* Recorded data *
____

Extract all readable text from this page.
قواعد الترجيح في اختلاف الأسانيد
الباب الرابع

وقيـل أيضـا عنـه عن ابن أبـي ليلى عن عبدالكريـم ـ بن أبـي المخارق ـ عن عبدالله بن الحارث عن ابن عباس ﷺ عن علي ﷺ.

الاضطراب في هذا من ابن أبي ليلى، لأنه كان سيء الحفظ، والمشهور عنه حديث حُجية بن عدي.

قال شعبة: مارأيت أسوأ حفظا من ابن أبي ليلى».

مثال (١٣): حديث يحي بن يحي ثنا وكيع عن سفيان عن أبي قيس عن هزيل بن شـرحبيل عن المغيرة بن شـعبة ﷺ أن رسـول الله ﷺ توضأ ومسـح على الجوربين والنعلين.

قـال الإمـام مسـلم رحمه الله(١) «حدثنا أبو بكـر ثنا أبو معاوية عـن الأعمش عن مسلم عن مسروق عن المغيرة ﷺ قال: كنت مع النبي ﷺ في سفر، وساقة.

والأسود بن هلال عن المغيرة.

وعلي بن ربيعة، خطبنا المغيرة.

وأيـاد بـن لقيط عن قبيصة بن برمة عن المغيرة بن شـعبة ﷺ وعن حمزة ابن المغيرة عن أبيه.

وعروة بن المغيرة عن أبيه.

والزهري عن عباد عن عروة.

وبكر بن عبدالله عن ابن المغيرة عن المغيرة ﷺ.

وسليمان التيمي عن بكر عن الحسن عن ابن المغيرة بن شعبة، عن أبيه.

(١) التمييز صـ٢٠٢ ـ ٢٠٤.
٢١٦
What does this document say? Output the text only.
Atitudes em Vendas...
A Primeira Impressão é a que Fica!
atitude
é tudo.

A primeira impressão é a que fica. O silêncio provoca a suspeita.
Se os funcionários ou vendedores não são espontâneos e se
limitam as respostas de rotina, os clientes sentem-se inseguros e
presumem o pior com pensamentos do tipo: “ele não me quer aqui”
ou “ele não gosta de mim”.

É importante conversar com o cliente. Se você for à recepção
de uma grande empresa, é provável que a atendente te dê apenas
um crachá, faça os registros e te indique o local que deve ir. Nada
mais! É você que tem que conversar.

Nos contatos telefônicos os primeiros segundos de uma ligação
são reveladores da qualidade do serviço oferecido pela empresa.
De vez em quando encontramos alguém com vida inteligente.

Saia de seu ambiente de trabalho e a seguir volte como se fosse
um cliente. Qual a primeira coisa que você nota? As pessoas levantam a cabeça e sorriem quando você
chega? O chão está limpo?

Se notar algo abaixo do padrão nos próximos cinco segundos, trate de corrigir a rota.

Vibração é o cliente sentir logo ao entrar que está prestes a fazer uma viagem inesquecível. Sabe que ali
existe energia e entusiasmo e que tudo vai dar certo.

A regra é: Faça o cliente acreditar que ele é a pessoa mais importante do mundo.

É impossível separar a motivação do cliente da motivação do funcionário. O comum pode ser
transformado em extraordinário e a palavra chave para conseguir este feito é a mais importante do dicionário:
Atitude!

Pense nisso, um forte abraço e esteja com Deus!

____

* Directive *
Retype all of the entries precisely as they are.

* Complete output *
Extract all readable text from this page.
قواعد الترجيح في اختلاف الأسانيد
الباب الرابع

وقيـل أيضـا عنـه عن ابن أبـي ليلى عن عبدالكريـم ـ بن أبـي المخارق ـ عن عبدالله بن الحارث عن ابن عباس ﷺ عن علي ﷺ.

الاضطراب في هذا من ابن أبي ليلى، لأنه كان سيء الحفظ، والمشهور عنه حديث حُجية بن عدي.

قال شعبة: مارأيت أسوأ حفظا من ابن أبي ليلى».

مثال (١٣): حديث يحي بن يحي ثنا وكيع عن سفيان عن أبي قيس عن هزيل بن شـرحبيل عن المغيرة بن شـعبة ﷺ أن رسـول الله ﷺ توضأ ومسـح على الجوربين والنعلين.

قـال الإمـام مسـلم رحمه الله(١) «حدثنا أبو بكـر ثنا أبو معاوية عـن الأعمش عن مسلم عن مسروق عن المغيرة ﷺ قال: كنت مع النبي ﷺ في سفر، وساقة.

والأسود بن هلال عن المغيرة.

وعلي بن ربيعة، خطبنا المغيرة.

وأيـاد بـن لقيط عن قبيصة بن برمة عن المغيرة بن شـعبة ﷺ وعن حمزة ابن المغيرة عن أبيه.

وعروة بن المغيرة عن أبيه.

والزهري عن عباد عن عروة.

وبكر بن عبدالله عن ابن المغيرة عن المغيرة ﷺ.

وسليمان التيمي عن بكر عن الحسن عن ابن المغيرة بن شعبة، عن أبيه.

(١) التمييز صـ٢٠٢ ـ ٢٠٤.
٢١٦
What does this document say? Output the text only.
Atitudes em Vendas...
A Primeira Impressão é a que Fica!
atitude
é tudo.

A primeira impressão é a que fica. O silêncio provoca a suspeita.
Se os funcionários ou vendedores não são espontâneos e se
limitam as respostas de rotina, os clientes sentem-se inseguros e
presumem o pior com pensamentos do tipo: “ele não me quer aqui”
ou “ele não gosta de mim”.

É importante conversar com o cliente. Se você for à recepção
de uma grande empresa, é provável que a atendente te dê apenas
um crachá, faça os registros e te indique o local que deve ir. Nada
mais! É você que tem que conversar.

Nos contatos telefônicos os primeiros segundos de uma ligação
são reveladores da qualidade do serviço oferecido pela empresa.
De vez em quando encontramos alguém com vida inteligente.

Saia de seu ambiente de trabalho e a seguir volte como se fosse
um cliente. Qual a primeira coisa que você nota? As pessoas levantam a cabeça e sorriem quando você
chega? O chão está limpo?

Se notar algo abaixo do padrão nos próximos cinco segundos, trate de corrigir a rota.

Vibração é o cliente sentir logo ao entrar que está prestes a fazer uma viagem inesquecível. Sabe que ali
existe energia e entusiasmo e que tudo vai dar certo.

A regra é: Faça o cliente acreditar que ele é a pessoa mais importante do mundo.

É impossível separar a motivação do cliente da motivação do funcionário. O comum pode ser
transformado em extraordinário e a palavra chave para conseguir este feito é a mais importante do dicionário:
Atitude!

Pense nisso, um forte abraço e esteja com Deus!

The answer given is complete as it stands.